Where a line below holds the string "nanofin", copy that line.

** start Provided records **

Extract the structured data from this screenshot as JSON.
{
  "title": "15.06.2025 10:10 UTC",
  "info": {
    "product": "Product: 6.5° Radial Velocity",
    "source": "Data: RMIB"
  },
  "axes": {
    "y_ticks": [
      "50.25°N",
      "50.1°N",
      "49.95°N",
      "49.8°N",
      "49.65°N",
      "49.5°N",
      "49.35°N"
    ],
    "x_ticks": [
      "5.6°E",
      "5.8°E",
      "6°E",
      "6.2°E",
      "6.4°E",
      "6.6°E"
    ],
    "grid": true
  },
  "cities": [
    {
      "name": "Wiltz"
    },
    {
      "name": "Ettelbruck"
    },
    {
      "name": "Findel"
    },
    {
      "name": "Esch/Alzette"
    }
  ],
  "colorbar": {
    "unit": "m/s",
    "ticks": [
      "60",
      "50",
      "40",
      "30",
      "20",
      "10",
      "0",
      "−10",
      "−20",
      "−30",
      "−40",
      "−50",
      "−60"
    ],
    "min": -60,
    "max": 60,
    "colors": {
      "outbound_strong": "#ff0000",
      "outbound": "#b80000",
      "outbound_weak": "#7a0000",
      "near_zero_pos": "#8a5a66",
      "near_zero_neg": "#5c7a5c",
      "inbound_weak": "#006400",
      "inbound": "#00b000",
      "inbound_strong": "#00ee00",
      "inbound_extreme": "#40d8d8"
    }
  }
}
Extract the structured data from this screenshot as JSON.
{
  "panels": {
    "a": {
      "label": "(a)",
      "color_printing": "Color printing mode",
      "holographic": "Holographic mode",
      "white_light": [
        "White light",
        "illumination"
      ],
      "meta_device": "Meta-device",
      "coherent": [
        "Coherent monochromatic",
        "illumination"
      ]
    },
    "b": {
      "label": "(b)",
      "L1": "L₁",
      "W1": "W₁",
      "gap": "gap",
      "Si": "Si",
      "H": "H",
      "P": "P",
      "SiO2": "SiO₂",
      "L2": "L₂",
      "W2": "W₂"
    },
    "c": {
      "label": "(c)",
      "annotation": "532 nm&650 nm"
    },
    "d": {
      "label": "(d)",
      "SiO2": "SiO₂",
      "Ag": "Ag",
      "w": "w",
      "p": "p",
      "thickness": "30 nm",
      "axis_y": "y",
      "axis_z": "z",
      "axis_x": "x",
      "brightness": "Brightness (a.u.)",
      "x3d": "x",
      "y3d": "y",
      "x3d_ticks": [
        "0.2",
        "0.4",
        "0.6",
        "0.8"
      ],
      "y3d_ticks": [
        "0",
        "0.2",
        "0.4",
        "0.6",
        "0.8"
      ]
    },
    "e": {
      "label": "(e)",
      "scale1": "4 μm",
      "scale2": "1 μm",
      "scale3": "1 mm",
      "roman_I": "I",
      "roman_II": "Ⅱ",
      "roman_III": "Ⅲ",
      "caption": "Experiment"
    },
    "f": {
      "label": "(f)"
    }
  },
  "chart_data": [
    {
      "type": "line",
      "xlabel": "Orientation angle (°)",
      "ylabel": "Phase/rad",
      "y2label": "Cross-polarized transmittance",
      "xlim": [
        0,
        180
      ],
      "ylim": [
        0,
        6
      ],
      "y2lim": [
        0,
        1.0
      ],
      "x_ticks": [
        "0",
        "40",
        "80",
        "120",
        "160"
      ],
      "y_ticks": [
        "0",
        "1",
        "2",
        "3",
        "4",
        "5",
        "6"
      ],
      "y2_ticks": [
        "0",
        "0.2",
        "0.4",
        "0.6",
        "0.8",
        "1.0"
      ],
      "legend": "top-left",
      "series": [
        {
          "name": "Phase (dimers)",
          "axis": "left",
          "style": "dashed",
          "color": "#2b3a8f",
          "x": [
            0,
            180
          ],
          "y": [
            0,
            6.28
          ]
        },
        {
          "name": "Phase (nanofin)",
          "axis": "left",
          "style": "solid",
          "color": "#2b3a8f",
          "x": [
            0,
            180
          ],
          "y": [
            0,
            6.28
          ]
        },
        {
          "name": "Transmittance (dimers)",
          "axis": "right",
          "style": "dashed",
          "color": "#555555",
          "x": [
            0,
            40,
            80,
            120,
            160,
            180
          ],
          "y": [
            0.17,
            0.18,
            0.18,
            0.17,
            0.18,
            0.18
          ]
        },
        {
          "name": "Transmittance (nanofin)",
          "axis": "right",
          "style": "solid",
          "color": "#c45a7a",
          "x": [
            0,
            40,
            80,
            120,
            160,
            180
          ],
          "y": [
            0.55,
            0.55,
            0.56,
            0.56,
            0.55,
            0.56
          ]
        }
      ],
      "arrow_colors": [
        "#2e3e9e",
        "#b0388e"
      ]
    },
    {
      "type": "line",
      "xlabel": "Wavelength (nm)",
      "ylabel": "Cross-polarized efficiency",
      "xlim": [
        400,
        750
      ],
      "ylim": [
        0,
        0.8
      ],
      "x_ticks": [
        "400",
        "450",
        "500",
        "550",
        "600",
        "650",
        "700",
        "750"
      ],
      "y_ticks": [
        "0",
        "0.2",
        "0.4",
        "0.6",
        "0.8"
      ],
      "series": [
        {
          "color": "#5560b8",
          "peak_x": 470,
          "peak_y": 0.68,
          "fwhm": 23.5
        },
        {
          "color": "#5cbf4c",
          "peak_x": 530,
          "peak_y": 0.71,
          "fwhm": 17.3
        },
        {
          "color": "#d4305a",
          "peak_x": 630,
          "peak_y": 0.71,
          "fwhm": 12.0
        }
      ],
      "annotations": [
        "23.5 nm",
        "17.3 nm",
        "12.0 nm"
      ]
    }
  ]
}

** end Provided records **

▶ Result
          "name": "Phase (nanofin)",
          "name": "Transmittance (nanofin)",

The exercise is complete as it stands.